» STORED ROWS
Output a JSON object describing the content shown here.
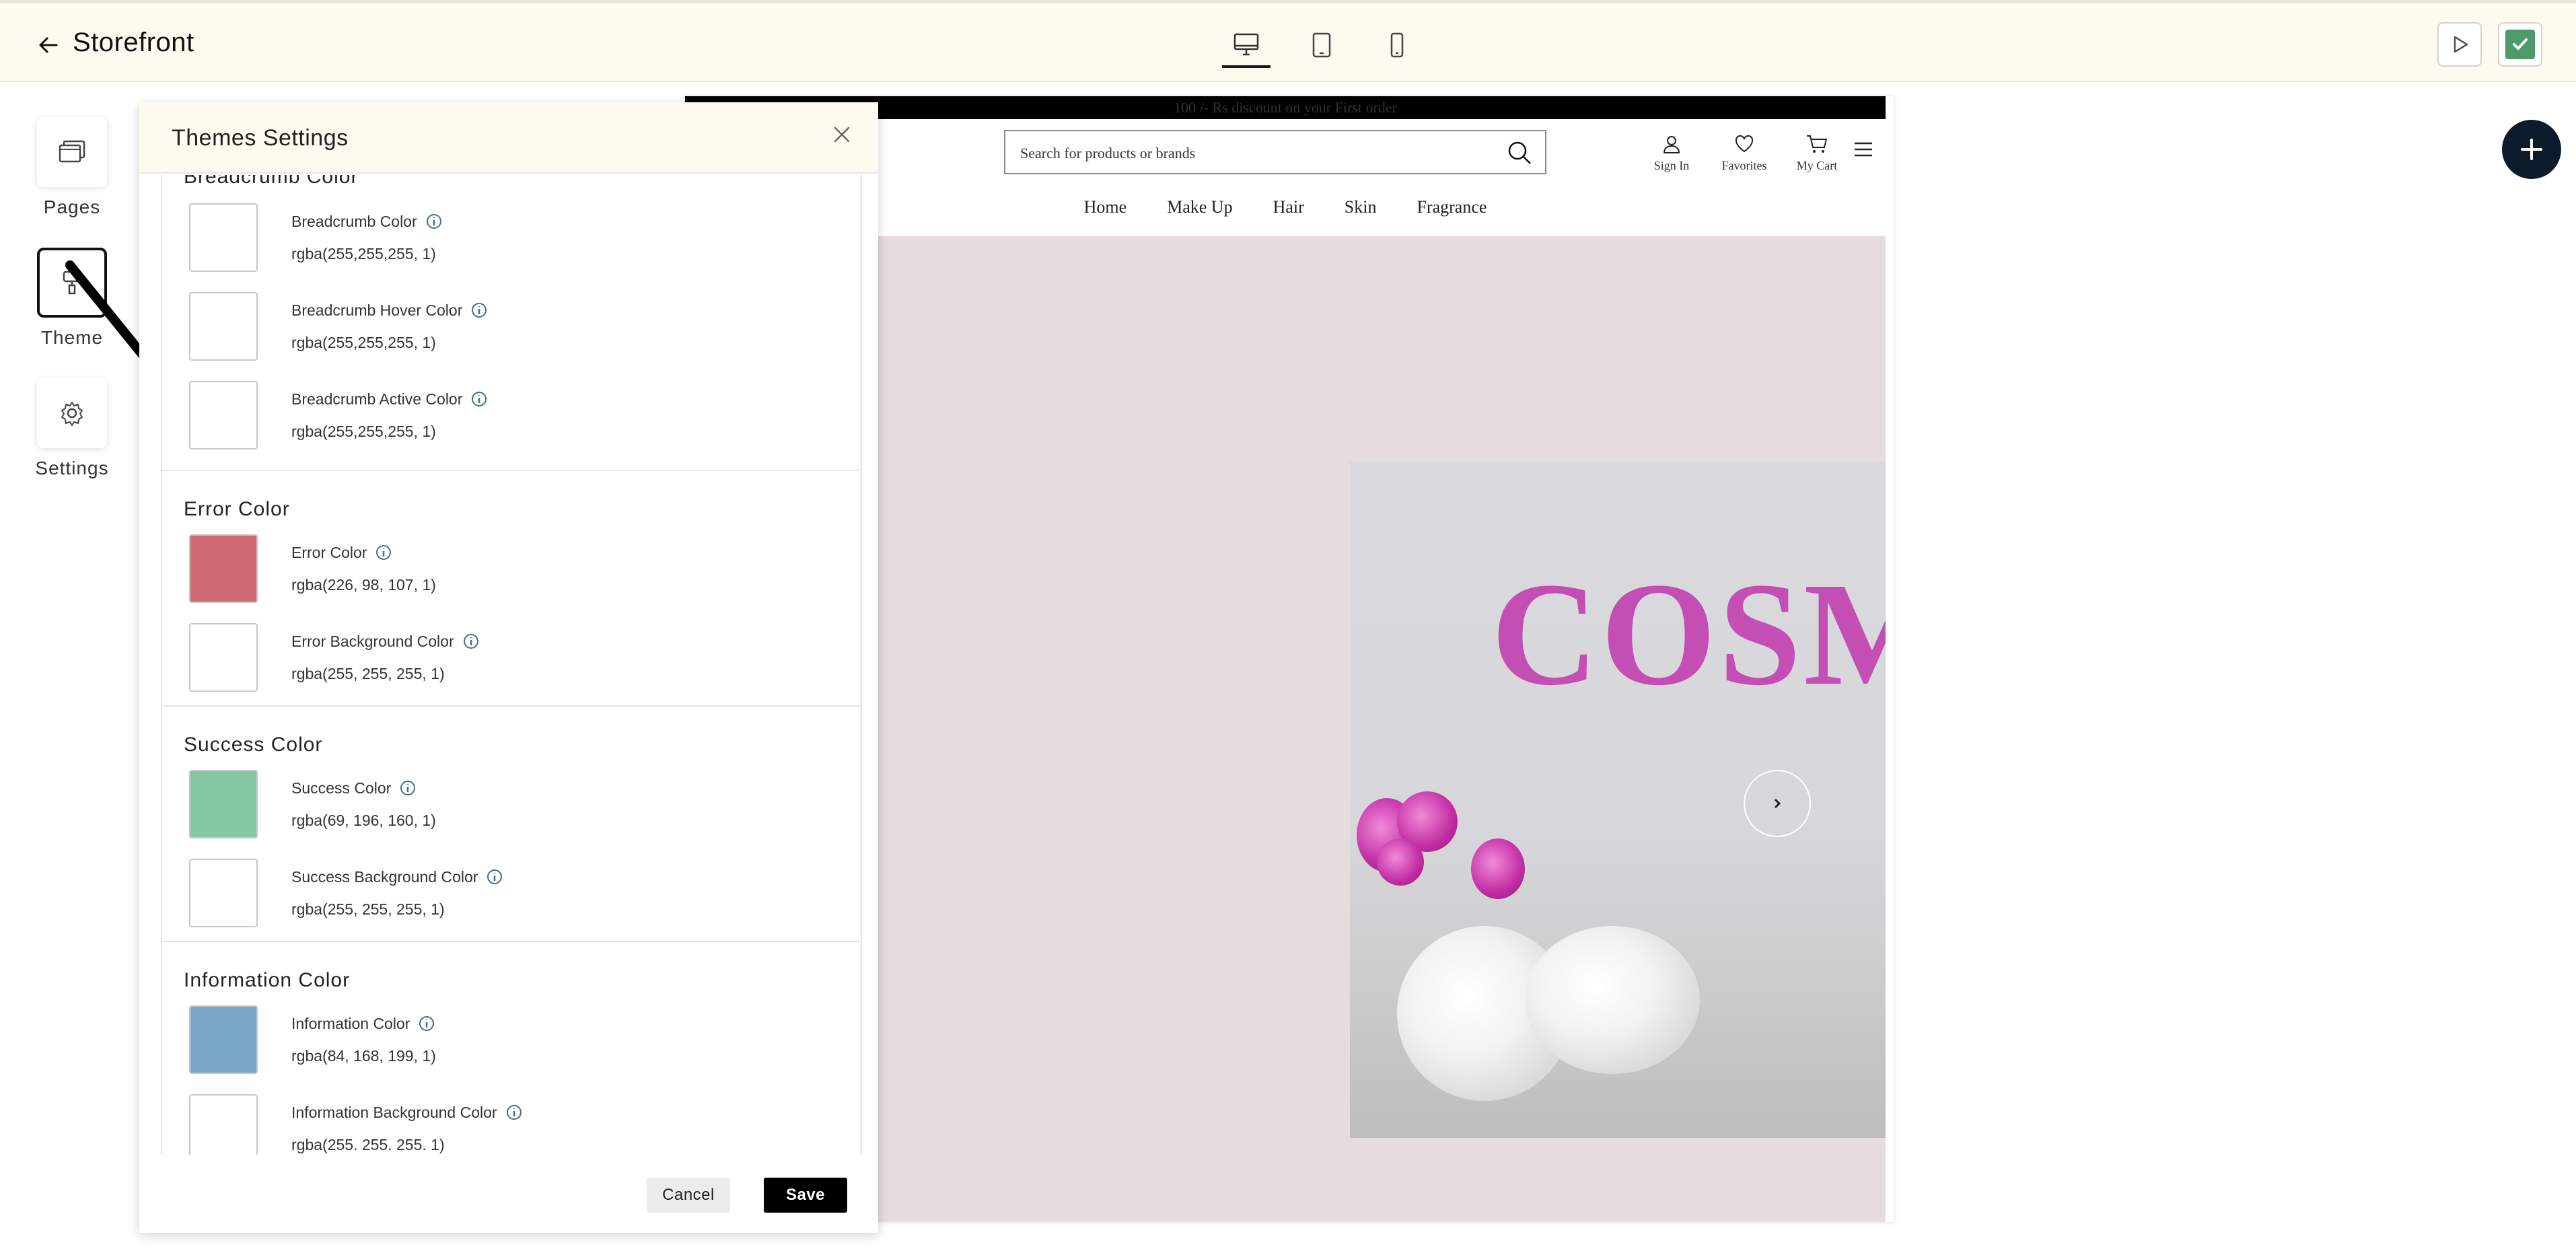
{
  "header": {
    "title": "Storefront",
    "devices": [
      "desktop",
      "tablet",
      "mobile"
    ],
    "active_device": "desktop",
    "publish_color": "#4f9a6b"
  },
  "rail": {
    "items": [
      {
        "label": "Pages",
        "icon": "pages-icon"
      },
      {
        "label": "Theme",
        "icon": "paint-brush-icon",
        "active": true
      },
      {
        "label": "Settings",
        "icon": "gear-icon"
      }
    ]
  },
  "panel": {
    "title": "Themes Settings",
    "sections": [
      {
        "title": "Breadcrumb Color",
        "rows": [
          {
            "label": "Breadcrumb Color",
            "value": "rgba(255,255,255, 1)",
            "swatch": "#ffffff"
          },
          {
            "label": "Breadcrumb Hover Color",
            "value": "rgba(255,255,255, 1)",
            "swatch": "#ffffff"
          },
          {
            "label": "Breadcrumb Active Color",
            "value": "rgba(255,255,255, 1)",
            "swatch": "#ffffff"
          }
        ]
      },
      {
        "title": "Error Color",
        "rows": [
          {
            "label": "Error Color",
            "value": "rgba(226, 98, 107, 1)",
            "swatch": "#cf6a72"
          },
          {
            "label": "Error Background Color",
            "value": "rgba(255, 255, 255, 1)",
            "swatch": "#ffffff"
          }
        ]
      },
      {
        "title": "Success Color",
        "rows": [
          {
            "label": "Success Color",
            "value": "rgba(69, 196, 160, 1)",
            "swatch": "#84c7a3"
          },
          {
            "label": "Success Background Color",
            "value": "rgba(255, 255, 255, 1)",
            "swatch": "#ffffff"
          }
        ]
      },
      {
        "title": "Information Color",
        "rows": [
          {
            "label": "Information Color",
            "value": "rgba(84, 168, 199, 1)",
            "swatch": "#79a8c8"
          },
          {
            "label": "Information Background Color",
            "value": "rgba(255. 255. 255. 1)",
            "swatch": "#ffffff"
          }
        ]
      }
    ],
    "cancel_label": "Cancel",
    "save_label": "Save"
  },
  "preview": {
    "promo": "100 /- Rs discount on your First order",
    "search_placeholder": "Search for products or brands",
    "actions": {
      "sign_in": "Sign In",
      "favorites": "Favorites",
      "cart": "My Cart"
    },
    "nav": [
      "Home",
      "Make Up",
      "Hair",
      "Skin",
      "Fragrance"
    ],
    "hero_word": "COSM"
  }
}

» GIVEN REQUEST
Every line containing the string "icon" must be listed.

» SOLVED PROBLEM
        "icon": "pages-icon"
        "icon": "paint-brush-icon",
        "icon": "gear-icon"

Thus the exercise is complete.